This episode offers up a rather random collection of stories from Northern Africa and the Holy Land. Narrated by Ripley himself, the first explains how Muslim women wear veils in deference to the teachings of the Prophet Mohammed who believed women were unworthy to show their faces except to their husbands. The next entry was exceptionally bizarre - a Sudanese woman who appeared blinded for looking at another woman's man, but the narration then stated that she was merely wearing eye patches for a month as her punishment. Actually, it was more bizarre to me that the woman was smiling rather ecstatically considering her misfortune.

Other quick stops on this tour included the oldest mosque in Algeria, a 'boiling' rainbow bridge waterfall built up from excessive lime deposits, and an Algerian fort claiming it was the location of the first shot fired during the first World War. An interesting tip for modern day politicians came in the form of an Egyptian method for levying an income tax, dependent on how high the water level reached at a certain river location. In times of drought, the surface was so low that no taxes would be levied, a fair enough deal apparently for local farmers whose crops suffered when a lack of water persisted.

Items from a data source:
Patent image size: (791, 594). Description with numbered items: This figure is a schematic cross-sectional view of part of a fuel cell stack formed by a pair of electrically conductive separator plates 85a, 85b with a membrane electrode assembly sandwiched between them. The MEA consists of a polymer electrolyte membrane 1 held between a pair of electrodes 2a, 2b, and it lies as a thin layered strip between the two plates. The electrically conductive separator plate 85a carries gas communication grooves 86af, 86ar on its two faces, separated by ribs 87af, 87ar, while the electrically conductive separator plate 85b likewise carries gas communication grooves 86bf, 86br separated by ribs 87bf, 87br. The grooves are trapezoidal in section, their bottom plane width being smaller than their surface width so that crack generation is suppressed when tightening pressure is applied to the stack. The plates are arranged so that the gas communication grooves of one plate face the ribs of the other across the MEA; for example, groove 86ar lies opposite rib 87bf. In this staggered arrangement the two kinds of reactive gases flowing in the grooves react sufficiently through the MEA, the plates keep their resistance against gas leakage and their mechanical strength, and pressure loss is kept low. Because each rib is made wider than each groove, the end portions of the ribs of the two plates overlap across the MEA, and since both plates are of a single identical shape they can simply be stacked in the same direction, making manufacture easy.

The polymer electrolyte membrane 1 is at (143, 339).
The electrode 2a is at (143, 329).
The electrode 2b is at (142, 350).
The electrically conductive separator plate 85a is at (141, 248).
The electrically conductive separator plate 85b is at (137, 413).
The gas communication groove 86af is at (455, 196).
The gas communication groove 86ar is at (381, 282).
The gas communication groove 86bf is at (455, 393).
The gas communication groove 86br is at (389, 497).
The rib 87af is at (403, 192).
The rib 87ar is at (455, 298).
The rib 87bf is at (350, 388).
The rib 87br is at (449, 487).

What is asked -
#1 According to the episode review, what determined the amount of the Egyptian income tax?
#2 Rewrite the records from their start through the line that contains "The gas communication groove 86bf", switching "schematic" to "simplified" and leaving everything else unchanged.

Problem solutions -
#1 It depended on how high the water level reached at a certain river location.

#2
Patent image size: (791, 594). Description with numbered items: This figure is a simplified cross-sectional view of part of a fuel cell stack formed by a pair of electrically conductive separator plates 85a, 85b with a membrane electrode assembly sandwiched between them. The MEA consists of a polymer electrolyte membrane 1 held between a pair of electrodes 2a, 2b, and it lies as a thin layered strip between the two plates. The electrically conductive separator plate 85a carries gas communication grooves 86af, 86ar on its two faces, separated by ribs 87af, 87ar, while the electrically conductive separator plate 85b likewise carries gas communication grooves 86bf, 86br separated by ribs 87bf, 87br. The grooves are trapezoidal in section, their bottom plane width being smaller than their surface width so that crack generation is suppressed when tightening pressure is applied to the stack. The plates are arranged so that the gas communication grooves of one plate face the ribs of the other across the MEA; for example, groove 86ar lies opposite rib 87bf. In this staggered arrangement the two kinds of reactive gases flowing in the grooves react sufficiently through the MEA, the plates keep their resistance against gas leakage and their mechanical strength, and pressure loss is kept low. Because each rib is made wider than each groove, the end portions of the ribs of the two plates overlap across the MEA, and since both plates are of a single identical shape they can simply be stacked in the same direction, making manufacture easy.

The polymer electrolyte membrane 1 is at (143, 339).
The electrode 2a is at (143, 329).
The electrode 2b is at (142, 350).
The electrically conductive separator plate 85a is at (141, 248).
The electrically conductive separator plate 85b is at (137, 413).
The gas communication groove 86af is at (455, 196).
The gas communication groove 86ar is at (381, 282).
The gas communication groove 86bf is at (455, 393).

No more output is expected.